* [SOURCE DOCUMENT]
──────────────────────────────

As of v13, the preferred way to index a TRIM repository is to use a TRIMPush collection.

Important Note: If you wish to enforce Document Level Security over a TRIM collection then Funnelback must be deployed on top of the Microsoft IIS web server. See Configuring IIS for Funnelback for more details.

System setup

In order to "crawl" the TRIM database, the Funnelback crawler needs to be able to access TRIM. This involves:

  • Installing the TRIM client and SDK onto the Funnelback server.
  • Creating a TRIM user to query the database.

To install the TRIM client and SDK, see your relevant TRIM documentation (Note: Starting from TRIM 7.1, the SDK is automatically installed, there is no need to check a specific option in the installer).

TRIM users are normal Windows domain users that have been given specific access rights within TRIM. The Funnelback TRIM adapter must be able to login to TRIM to gather its content. For this purpose it is highly recommended that a specific Windows user be created to do this. This way, that user can be given the exact access rights that it needs within TRIM to gather the required content.

A Funnelback TRIM user will typically not need update permissions. (If you wish to gather all content from TRIM, then giving the Funnelback TRIM user administrator privileges will increase the speed of the gathering process). Your TRIM administrator should be able to assist with this. It is important to test that this user can login to TRIM from the Funnelback server -- use the TRIM client to verify that this works.

You also need to ensure that Domain Users are given access to the TRIM SDK's temporary folders on the Funnelback server. These folders are named ServerData and ServerLocalData and usually found under C:\Program Files (x86)\Hewlett-Packard\HP TRIM.

64bit systems

The TRIM SDK isn't available in 64bit version of Trim. Even though Funnelback requires a 64bit OS such as Windows 2008, you must install the 32bit version of the TRIM client. Additionally, Funnelback ships with a 64bit Perl since version 13. To be able to use TRIM collections with Funnelback 13+, you need to separately install a 32bit version of Perl.

TRIM Working folder

Since the TRIM client by default caches any documents it obtains from the TRIM server on the local machine, you must also switch off document caching in the TRIM client. Failing to do so will result in using twice the required amount of data space on your Funnelback server. To switch off caching, start your TRIM client as the Funnelback user, then navigate to:

  • Tools → options → User configuration → store caching (TRIM version less than 6.2)
  • Tools → options → store caching (TRIM version 6.2 and greater)

and clear the checkbox.

Moreover you can set an alternate temporary directory than the default one, which is usually located on the C: drive inside the TRIM program folder. To do so, add a new registry String value named WebServerWorkPath in the following registry key:

  • HKLM\SOFTWARE\Wow6432Node\TOWER Software\TRIM5\

Set the value to the full path to the temporary directory, for example D:\Data\TRIM\WebServerWorkPath.

Updating TRIM Collections

Updates of TRIM collections must be run as a valid TRIM user. The usual Funnelback administration account (which is created when installing Funnelback) is normally not sufficient for this. Therefore, updates of TRIM collections must be run as a scheduled update (with appropriate user credentials set).

──────────────────────────────

* [EXTRACTED RECORDS]
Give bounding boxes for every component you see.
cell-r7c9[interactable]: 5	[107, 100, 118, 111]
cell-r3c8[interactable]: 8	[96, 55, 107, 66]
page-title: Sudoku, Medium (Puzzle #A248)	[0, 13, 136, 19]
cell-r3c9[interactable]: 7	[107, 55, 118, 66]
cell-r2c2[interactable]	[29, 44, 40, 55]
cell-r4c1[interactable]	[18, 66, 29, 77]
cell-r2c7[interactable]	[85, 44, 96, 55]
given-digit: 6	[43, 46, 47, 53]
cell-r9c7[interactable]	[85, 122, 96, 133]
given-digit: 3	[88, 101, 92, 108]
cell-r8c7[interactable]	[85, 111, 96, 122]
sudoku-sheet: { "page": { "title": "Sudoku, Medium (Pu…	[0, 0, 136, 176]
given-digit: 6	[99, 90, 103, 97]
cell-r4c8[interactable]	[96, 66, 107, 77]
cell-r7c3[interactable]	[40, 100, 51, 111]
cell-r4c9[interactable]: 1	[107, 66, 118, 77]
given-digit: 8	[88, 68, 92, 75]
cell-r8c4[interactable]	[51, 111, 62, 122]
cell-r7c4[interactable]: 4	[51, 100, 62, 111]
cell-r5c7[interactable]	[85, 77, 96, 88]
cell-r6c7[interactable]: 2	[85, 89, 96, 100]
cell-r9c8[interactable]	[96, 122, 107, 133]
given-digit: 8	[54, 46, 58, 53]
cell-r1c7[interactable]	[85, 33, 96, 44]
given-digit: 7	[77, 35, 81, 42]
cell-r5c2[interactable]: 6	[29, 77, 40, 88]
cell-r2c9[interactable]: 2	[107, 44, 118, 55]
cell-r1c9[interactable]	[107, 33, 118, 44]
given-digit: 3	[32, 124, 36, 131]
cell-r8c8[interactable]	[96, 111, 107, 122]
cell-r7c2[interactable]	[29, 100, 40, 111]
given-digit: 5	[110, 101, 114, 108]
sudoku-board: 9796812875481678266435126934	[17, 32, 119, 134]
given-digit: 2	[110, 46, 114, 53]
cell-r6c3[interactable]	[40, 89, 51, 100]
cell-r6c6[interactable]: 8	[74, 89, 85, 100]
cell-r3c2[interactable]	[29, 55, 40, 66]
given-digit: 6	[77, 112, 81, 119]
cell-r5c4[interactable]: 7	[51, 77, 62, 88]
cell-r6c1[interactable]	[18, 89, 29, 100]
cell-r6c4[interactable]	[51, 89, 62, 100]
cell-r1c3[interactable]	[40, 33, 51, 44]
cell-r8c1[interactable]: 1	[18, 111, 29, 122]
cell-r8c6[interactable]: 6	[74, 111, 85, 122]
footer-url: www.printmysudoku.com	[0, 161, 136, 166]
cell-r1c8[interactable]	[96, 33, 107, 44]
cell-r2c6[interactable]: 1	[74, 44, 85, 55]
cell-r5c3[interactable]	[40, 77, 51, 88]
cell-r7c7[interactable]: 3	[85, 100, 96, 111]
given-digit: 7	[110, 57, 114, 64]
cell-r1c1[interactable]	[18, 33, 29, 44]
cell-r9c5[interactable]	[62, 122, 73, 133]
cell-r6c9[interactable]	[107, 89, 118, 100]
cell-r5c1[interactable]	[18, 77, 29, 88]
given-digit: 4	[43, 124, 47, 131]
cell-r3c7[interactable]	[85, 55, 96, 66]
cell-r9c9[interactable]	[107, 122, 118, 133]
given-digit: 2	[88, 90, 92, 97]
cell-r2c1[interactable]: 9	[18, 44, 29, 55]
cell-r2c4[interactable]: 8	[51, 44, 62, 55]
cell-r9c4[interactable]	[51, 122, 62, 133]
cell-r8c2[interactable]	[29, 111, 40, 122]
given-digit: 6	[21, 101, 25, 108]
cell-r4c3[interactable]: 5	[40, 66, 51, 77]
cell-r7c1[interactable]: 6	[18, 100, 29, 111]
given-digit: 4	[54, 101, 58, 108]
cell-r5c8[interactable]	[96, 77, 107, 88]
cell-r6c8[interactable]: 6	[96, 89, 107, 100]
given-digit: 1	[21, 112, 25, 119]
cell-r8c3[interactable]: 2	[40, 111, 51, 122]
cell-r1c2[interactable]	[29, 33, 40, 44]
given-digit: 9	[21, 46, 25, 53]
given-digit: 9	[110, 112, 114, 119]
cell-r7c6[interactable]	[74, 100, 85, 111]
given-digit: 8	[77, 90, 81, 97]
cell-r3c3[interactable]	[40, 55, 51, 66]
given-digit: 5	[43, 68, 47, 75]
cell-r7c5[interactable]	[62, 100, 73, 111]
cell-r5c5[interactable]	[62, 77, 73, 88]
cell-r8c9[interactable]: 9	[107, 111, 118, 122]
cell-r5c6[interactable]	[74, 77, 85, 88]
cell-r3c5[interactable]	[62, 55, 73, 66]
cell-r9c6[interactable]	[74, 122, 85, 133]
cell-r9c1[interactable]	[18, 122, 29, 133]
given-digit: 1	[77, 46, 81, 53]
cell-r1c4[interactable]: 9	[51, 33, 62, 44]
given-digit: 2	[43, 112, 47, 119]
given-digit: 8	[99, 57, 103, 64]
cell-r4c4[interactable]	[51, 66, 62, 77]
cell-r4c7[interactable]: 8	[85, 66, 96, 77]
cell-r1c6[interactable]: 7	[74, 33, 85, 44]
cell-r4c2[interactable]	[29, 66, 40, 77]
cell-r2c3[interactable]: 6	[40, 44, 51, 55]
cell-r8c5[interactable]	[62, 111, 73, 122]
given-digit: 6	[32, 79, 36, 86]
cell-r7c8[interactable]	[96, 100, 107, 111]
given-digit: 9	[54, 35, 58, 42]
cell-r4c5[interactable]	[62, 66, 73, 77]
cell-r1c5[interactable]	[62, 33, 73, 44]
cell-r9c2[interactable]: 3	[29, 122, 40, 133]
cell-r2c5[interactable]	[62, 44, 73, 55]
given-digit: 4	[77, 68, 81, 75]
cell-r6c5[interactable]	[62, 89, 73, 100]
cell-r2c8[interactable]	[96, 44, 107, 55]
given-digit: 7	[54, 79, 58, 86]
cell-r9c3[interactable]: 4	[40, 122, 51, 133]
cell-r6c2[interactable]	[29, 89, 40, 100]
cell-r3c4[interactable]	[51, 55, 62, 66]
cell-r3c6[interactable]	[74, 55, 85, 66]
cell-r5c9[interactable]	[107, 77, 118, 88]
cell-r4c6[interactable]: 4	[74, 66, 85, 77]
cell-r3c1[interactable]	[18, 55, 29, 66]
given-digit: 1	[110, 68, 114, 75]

──────────────────────────────

* [EXERCISE DETAILS]
Pick up the TRIM indexing guide after its final sentence and continue it.

* [RESULT FOR THIS EXERCISE]
For initial testing and setup the update can also be run manually from a Windows command terminal when logged in as the appropriate TRIM user. See the scheduled update page for sample command syntax.

The initial update needs to run in a special mode in order to gather every existing record in one pass. It can then be changed to the default mode to collect only changed records since the last update (See Initial gather mode below). The initial gather mode will automatically be disabled once a first gather process complete, be sure to re-enable it if you need to perform a full update from scratch again.

Creating a TRIM collection

AdminUI81CreateTrim.PNG

The screenshot above shows the TRIM "create collection" page in the Funnelback Administration interface. The key fields to note are:

Database ID
is the two-alphanumeric ID for the TRIM database.
TRIM Workgroup Server
The name of your TRIM server. (Only necessary for TRIM v6.2 and later)
TRIM Workgroup Server Port
The TCP port your TRIM server operates on. (Only necessary for TRIM v6.2 and later)
Gather documents beginning from
documents registered or modified since this date will be gathered.
Stop gathering at
Stop the gathering when a specific date is reached. If blank the gather script will gather everything up to the most recent record.
Document types
are the file types you want extracted from the database. Note that records without electronic documents can still be gathered as well. They will be converted to a simple HTML format.
Request delay
is the time, in milliseconds, between requests for records.
Initial gather mode
Enable this option for the very first gather in order to select records based on their creation date instead of their updated date. This mode ensures that all existing records will be collected once before switching to day-to-day updates. After the initial update this setting will automatically be disabled.

Crawl date

The adapter will gather documents that have been registered or modified since a given date. This date will initially be January 1st 1970, in order to capture all documents in the TRIM database. It will be successively updated with each crawl of your TRIM collection to make sure the adapter only gathers the newest information.

The adapter can also stops at a specific date. While this is usually not needed and can be left blank in regular updates, it can be used during the initial gather to target a specific time frame.

Document types

A TRIM record will be extracted as a simple HTML page displaying the TRIM metadata values in a table. Electronic documents associated with a record will also have their contents extracted and the metadata table mentioned above will be attached to the end of the document contents.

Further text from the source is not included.